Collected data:
** START **
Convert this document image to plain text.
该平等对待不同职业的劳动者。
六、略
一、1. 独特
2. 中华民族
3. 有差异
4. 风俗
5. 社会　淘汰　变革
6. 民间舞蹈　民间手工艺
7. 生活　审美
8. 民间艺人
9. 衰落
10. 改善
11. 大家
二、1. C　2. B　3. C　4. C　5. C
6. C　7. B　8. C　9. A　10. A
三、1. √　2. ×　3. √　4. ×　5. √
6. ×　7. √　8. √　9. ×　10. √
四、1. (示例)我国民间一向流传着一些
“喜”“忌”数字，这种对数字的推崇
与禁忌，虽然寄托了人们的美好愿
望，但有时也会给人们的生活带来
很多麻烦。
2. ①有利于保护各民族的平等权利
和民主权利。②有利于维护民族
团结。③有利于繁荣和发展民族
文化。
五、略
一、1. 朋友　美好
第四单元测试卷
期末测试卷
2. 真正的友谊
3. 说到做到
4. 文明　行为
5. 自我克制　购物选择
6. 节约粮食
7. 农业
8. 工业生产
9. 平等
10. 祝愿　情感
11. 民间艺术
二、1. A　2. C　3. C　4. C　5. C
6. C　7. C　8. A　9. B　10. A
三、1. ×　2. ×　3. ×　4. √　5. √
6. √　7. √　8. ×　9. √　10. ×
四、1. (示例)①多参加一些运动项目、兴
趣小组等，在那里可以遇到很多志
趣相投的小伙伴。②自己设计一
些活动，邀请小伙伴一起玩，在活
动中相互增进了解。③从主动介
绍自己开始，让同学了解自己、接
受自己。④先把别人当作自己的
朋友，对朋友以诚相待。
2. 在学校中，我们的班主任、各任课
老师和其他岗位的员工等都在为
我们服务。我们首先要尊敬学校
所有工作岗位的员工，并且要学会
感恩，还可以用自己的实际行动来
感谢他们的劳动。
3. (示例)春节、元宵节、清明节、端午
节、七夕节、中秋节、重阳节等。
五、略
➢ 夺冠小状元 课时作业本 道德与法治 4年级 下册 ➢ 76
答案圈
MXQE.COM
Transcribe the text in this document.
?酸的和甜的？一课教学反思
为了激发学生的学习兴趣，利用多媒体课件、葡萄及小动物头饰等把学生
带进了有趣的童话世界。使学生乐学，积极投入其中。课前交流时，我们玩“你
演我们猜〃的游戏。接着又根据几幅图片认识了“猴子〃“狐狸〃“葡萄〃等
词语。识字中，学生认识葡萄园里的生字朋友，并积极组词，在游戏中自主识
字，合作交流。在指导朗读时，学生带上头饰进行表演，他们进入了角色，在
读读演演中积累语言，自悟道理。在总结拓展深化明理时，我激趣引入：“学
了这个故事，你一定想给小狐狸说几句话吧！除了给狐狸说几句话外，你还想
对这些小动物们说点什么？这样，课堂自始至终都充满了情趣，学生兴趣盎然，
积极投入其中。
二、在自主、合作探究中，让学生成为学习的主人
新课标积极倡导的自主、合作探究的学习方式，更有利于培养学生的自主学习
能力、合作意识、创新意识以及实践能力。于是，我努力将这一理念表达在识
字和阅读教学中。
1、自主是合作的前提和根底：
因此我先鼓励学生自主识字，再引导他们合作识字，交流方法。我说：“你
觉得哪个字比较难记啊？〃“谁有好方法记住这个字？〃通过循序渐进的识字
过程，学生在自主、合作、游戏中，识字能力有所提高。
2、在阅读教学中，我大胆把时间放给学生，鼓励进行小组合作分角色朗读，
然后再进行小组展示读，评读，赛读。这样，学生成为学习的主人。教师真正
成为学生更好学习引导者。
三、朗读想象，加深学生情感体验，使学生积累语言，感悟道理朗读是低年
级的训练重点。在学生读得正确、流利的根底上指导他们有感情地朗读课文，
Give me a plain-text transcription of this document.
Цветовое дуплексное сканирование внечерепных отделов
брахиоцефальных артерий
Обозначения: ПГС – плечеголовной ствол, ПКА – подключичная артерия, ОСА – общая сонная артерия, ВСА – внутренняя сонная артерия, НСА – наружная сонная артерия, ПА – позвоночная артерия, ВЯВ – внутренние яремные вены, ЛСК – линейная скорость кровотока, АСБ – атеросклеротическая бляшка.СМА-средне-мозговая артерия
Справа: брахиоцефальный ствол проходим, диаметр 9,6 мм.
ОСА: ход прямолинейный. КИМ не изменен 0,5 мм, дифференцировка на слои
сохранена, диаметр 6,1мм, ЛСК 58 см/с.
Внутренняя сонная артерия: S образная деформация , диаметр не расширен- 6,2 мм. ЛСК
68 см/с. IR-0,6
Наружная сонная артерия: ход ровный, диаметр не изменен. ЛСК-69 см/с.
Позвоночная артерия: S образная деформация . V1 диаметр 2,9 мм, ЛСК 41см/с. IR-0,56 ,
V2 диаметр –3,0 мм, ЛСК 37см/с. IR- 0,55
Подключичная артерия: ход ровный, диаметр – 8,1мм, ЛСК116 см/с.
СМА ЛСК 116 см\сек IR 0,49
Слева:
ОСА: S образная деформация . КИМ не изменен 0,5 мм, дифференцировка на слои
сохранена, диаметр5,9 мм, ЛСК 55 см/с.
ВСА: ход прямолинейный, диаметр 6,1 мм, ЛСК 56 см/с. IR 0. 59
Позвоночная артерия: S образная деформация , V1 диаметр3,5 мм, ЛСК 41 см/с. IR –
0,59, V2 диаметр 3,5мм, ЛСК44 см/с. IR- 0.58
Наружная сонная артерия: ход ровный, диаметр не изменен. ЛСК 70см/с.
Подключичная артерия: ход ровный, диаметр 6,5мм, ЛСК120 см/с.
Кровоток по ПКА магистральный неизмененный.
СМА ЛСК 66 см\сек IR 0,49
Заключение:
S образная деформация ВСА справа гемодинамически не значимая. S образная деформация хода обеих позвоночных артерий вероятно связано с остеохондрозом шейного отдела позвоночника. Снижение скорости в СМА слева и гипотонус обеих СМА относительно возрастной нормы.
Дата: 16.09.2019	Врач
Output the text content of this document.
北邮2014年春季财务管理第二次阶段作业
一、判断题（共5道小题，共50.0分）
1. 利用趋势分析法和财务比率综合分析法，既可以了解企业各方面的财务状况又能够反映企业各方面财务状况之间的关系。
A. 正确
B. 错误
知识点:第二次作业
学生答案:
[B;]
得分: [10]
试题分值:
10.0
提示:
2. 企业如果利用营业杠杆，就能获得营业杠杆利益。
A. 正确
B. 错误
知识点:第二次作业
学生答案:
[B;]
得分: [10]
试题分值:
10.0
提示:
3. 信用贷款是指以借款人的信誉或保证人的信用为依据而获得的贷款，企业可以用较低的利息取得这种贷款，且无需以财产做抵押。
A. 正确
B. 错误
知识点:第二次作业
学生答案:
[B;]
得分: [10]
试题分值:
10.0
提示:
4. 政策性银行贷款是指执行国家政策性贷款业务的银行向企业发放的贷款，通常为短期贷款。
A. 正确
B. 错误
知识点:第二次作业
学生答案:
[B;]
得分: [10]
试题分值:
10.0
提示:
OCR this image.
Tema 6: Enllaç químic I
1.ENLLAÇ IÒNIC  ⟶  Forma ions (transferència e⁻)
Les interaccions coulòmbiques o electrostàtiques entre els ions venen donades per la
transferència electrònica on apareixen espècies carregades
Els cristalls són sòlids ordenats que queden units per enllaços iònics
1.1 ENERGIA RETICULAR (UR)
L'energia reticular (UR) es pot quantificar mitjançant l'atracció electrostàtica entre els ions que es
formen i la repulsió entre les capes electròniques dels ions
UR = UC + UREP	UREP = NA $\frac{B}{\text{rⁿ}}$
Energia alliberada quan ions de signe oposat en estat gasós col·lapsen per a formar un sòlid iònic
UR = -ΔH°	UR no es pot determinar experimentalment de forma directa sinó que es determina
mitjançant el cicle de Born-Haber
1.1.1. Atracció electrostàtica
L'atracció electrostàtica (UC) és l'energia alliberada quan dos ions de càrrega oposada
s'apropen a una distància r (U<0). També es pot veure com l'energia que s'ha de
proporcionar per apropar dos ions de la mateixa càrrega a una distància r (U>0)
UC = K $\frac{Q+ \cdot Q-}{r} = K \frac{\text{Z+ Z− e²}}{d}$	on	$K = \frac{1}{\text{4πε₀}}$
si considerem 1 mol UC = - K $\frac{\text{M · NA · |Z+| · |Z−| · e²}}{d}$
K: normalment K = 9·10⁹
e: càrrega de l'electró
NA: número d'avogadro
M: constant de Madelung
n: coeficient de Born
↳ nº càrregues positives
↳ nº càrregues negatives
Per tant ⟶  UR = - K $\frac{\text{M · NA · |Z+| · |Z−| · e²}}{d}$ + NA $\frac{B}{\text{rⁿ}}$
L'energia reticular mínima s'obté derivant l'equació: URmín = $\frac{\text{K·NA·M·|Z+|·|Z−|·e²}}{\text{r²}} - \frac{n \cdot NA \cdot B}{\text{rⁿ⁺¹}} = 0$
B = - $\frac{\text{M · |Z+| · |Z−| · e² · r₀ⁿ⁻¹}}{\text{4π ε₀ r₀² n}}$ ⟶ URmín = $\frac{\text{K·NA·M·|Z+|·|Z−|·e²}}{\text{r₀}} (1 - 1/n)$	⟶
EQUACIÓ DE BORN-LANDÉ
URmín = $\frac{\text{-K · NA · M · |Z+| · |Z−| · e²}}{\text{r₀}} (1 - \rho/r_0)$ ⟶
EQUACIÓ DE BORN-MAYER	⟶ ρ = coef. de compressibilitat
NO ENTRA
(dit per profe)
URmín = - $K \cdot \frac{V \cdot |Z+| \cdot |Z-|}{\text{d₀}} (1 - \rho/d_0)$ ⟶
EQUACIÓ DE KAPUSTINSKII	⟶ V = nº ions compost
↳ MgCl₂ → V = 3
** END **
__TASK BRIEF__: Lines from the records above that hold "артерия" are the ones to list.

__RESPONSE TO THE TASK__:
Обозначения: ПГС – плечеголовной ствол, ПКА – подключичная артерия, ОСА – общая сонная артерия, ВСА – внутренняя сонная артерия, НСА – наружная сонная артерия, ПА – позвоночная артерия, ВЯВ – внутренние яремные вены, ЛСК – линейная скорость кровотока, АСБ – атеросклеротическая бляшка.СМА-средне-мозговая артерия
Внутренняя сонная артерия: S образная деформация , диаметр не расширен- 6,2 мм. ЛСК
Наружная сонная артерия: ход ровный, диаметр не изменен. ЛСК-69 см/с.
Позвоночная артерия: S образная деформация . V1 диаметр 2,9 мм, ЛСК 41см/с. IR-0,56 ,
Подключичная артерия: ход ровный, диаметр – 8,1мм, ЛСК116 см/с.
Позвоночная артерия: S образная деформация , V1 диаметр3,5 мм, ЛСК 41 см/с. IR –
Наружная сонная артерия: ход ровный, диаметр не изменен. ЛСК 70см/с.
Подключичная артерия: ход ровный, диаметр 6,5мм, ЛСК120 см/с.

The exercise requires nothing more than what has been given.